**Work required**
From the entries below, list each line with "bien".
______________________________
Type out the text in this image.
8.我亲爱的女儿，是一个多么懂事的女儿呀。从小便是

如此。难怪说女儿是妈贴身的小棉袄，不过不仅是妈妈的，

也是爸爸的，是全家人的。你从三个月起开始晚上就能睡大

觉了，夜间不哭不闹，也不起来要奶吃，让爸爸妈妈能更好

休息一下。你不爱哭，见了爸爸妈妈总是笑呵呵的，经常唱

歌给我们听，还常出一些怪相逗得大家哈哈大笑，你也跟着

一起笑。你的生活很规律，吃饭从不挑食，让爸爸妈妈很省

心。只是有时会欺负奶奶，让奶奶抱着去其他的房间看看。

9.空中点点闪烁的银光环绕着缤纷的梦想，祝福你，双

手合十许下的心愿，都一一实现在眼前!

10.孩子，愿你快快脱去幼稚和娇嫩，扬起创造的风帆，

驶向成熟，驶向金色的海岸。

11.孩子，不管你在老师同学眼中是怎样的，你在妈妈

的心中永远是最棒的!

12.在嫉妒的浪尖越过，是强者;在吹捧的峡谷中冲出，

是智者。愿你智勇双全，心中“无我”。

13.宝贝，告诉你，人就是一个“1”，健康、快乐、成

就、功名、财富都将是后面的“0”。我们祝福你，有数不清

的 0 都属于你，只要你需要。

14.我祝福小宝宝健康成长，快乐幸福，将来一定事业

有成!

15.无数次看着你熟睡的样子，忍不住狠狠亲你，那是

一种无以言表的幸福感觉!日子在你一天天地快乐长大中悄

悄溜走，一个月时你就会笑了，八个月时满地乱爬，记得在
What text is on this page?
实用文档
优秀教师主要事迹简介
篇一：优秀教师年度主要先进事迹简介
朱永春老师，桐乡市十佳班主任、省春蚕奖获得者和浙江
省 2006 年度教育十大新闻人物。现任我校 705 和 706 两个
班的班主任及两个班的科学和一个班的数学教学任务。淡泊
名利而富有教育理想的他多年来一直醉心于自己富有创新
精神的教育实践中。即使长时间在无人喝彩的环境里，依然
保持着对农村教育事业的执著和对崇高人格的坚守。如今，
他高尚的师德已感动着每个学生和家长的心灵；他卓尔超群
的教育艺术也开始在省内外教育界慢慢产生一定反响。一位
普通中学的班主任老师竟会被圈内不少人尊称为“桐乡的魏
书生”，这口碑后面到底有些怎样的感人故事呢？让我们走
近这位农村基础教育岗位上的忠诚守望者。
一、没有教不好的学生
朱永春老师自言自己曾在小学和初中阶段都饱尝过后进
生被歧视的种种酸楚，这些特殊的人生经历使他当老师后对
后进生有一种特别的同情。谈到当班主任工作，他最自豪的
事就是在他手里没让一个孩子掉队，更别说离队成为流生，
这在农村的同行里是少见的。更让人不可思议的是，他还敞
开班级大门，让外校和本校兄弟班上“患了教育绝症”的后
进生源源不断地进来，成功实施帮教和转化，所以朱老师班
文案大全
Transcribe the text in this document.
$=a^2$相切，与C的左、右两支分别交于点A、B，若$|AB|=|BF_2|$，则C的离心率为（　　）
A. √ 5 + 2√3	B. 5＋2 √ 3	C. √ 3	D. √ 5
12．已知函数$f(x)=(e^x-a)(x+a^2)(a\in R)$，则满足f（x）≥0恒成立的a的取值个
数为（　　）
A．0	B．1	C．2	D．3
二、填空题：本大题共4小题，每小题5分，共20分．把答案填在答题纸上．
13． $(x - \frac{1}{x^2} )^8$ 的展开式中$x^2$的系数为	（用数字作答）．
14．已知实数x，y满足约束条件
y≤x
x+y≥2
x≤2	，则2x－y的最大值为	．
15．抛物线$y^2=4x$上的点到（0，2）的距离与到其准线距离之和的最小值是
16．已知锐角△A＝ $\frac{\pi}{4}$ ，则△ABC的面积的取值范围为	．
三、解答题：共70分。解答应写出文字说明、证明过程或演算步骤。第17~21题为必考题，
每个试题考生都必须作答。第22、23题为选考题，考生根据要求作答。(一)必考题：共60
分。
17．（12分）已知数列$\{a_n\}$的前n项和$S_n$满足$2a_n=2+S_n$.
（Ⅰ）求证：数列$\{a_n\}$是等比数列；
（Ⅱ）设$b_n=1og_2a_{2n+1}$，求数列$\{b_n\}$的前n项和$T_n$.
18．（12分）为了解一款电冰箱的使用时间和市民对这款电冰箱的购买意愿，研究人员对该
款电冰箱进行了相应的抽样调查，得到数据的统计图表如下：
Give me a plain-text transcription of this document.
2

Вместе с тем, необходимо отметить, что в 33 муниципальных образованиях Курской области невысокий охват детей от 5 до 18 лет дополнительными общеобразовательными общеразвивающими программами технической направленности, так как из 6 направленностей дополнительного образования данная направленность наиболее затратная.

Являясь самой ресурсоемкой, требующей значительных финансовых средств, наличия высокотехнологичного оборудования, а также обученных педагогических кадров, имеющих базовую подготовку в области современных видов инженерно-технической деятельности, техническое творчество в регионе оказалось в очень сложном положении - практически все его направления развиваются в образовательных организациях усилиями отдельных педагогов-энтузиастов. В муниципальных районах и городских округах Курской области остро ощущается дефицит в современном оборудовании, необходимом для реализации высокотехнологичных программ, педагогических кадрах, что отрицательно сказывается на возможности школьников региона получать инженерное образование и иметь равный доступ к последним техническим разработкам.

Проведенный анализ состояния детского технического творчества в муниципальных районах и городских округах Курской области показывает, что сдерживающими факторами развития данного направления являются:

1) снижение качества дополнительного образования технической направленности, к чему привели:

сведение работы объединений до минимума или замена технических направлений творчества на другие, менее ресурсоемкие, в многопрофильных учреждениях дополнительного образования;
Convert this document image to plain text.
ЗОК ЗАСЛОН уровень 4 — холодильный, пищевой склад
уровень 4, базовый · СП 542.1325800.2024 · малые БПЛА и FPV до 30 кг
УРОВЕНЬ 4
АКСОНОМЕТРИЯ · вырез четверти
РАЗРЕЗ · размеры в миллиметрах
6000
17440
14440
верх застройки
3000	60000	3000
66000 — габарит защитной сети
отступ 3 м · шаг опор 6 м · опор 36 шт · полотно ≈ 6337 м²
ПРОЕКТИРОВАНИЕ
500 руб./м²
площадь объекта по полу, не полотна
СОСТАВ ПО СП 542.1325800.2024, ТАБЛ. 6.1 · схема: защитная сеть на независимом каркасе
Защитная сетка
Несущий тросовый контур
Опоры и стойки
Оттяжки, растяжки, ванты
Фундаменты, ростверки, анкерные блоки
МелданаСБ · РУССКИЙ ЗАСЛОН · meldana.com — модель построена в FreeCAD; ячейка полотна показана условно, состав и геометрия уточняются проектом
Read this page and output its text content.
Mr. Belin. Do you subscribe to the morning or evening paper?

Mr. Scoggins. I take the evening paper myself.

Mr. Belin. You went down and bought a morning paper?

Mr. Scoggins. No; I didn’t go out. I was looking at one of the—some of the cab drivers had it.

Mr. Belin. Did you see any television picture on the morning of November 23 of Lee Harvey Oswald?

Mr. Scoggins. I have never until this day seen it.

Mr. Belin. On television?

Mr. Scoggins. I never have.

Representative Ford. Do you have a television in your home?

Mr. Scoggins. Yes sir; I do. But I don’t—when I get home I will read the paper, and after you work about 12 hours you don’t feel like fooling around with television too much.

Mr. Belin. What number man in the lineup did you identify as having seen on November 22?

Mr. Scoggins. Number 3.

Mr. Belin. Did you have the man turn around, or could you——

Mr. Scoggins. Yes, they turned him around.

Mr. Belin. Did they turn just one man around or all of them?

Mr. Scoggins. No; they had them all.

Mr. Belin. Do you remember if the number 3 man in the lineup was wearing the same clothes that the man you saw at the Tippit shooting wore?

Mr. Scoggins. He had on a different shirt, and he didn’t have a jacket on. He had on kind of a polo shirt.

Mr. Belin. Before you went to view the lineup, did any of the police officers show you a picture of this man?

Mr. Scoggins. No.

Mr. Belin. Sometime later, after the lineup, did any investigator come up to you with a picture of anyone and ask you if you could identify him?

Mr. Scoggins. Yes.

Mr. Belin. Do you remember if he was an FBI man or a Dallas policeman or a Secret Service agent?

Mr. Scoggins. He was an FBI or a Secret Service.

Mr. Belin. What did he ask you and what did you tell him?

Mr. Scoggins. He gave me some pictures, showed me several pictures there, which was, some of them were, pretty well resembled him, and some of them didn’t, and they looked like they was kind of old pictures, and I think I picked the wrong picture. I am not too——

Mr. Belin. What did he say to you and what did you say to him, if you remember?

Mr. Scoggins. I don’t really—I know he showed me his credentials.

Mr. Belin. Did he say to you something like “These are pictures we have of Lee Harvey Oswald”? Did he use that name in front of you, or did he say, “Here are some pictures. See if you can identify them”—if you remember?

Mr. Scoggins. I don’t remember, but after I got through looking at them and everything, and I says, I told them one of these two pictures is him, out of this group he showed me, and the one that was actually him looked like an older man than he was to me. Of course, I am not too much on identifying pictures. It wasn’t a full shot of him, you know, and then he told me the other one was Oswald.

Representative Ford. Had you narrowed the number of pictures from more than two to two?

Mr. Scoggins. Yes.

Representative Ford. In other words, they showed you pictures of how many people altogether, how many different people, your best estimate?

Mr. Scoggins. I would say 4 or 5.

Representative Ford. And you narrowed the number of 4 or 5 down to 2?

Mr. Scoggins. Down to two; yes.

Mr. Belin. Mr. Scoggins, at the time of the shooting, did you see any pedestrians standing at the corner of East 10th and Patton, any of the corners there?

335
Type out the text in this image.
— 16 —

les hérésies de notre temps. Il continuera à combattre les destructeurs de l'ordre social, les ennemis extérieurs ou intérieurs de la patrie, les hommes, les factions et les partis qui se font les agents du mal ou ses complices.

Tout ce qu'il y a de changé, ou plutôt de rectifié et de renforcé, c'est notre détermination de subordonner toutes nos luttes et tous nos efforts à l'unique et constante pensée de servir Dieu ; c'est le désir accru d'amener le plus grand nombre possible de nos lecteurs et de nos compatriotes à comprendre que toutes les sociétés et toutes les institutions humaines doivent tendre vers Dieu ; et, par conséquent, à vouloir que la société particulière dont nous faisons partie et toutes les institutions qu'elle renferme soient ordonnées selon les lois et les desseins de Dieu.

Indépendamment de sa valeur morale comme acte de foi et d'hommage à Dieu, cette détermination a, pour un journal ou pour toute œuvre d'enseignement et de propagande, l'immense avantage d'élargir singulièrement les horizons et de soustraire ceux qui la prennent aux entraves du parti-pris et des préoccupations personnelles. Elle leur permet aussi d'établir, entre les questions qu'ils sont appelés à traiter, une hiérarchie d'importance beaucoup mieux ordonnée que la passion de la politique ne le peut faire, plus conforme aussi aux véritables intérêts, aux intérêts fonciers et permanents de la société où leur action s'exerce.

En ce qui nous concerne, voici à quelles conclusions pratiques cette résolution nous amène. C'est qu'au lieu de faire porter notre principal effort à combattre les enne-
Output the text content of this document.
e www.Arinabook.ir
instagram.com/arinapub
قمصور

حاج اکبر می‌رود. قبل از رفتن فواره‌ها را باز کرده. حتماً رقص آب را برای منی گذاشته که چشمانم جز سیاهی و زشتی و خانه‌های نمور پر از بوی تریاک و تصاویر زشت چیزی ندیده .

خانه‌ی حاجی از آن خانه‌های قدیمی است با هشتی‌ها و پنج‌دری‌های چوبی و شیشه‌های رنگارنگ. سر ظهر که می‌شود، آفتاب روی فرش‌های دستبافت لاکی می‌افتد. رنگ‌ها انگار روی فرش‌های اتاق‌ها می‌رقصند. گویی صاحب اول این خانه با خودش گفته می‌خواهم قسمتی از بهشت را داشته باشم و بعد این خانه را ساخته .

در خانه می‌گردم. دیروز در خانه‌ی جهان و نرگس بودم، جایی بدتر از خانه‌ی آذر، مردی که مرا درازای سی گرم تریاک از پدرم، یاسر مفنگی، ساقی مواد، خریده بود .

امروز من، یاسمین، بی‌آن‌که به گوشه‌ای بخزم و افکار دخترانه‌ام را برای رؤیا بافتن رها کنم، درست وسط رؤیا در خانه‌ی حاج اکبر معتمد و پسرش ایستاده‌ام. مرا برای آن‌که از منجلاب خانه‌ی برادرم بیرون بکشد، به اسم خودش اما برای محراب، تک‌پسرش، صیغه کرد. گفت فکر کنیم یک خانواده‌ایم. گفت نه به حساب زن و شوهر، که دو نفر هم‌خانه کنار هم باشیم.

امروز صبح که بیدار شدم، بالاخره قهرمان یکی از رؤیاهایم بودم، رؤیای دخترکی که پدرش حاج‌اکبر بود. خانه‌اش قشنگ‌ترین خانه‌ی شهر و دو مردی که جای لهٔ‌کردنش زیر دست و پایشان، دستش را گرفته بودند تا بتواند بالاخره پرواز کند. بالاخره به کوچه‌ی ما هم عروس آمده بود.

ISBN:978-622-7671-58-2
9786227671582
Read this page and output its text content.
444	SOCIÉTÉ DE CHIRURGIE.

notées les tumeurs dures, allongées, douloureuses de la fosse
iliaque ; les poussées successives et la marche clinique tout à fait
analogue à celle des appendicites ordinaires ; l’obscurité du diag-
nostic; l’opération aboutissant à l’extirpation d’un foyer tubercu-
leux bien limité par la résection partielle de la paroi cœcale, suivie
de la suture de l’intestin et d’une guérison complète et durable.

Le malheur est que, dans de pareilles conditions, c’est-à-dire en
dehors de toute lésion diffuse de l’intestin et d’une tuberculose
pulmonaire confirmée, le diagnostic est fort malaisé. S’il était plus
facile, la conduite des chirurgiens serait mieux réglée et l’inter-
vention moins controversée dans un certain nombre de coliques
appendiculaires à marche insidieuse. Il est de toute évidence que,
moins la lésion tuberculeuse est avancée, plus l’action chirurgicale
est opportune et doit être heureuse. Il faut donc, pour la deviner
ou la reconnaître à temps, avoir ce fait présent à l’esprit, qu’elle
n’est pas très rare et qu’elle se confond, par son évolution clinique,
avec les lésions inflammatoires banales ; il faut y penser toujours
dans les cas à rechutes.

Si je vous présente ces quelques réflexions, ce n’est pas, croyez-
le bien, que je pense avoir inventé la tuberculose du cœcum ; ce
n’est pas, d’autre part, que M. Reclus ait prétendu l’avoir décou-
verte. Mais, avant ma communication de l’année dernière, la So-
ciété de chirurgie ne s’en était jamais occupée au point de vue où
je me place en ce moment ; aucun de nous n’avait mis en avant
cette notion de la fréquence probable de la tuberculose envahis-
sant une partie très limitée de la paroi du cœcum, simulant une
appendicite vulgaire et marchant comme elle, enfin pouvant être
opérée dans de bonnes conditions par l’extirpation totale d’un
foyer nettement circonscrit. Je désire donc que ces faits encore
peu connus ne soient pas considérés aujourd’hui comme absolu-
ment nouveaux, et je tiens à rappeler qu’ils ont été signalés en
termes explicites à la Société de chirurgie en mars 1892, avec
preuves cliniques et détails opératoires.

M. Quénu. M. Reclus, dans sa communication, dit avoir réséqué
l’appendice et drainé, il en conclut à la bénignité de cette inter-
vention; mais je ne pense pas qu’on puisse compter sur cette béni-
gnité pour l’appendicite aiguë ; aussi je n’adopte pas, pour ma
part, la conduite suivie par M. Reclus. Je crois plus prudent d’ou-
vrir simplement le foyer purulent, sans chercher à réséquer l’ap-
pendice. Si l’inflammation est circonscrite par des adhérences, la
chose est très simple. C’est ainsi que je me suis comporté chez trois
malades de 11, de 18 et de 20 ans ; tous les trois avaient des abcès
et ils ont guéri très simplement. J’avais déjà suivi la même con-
______________________________
**Response to the task**
leux bien limité par la résection partielle de la paroi cœcale, suivie
le bien, que je pense avoir inventé la tuberculose du cœcum ; ce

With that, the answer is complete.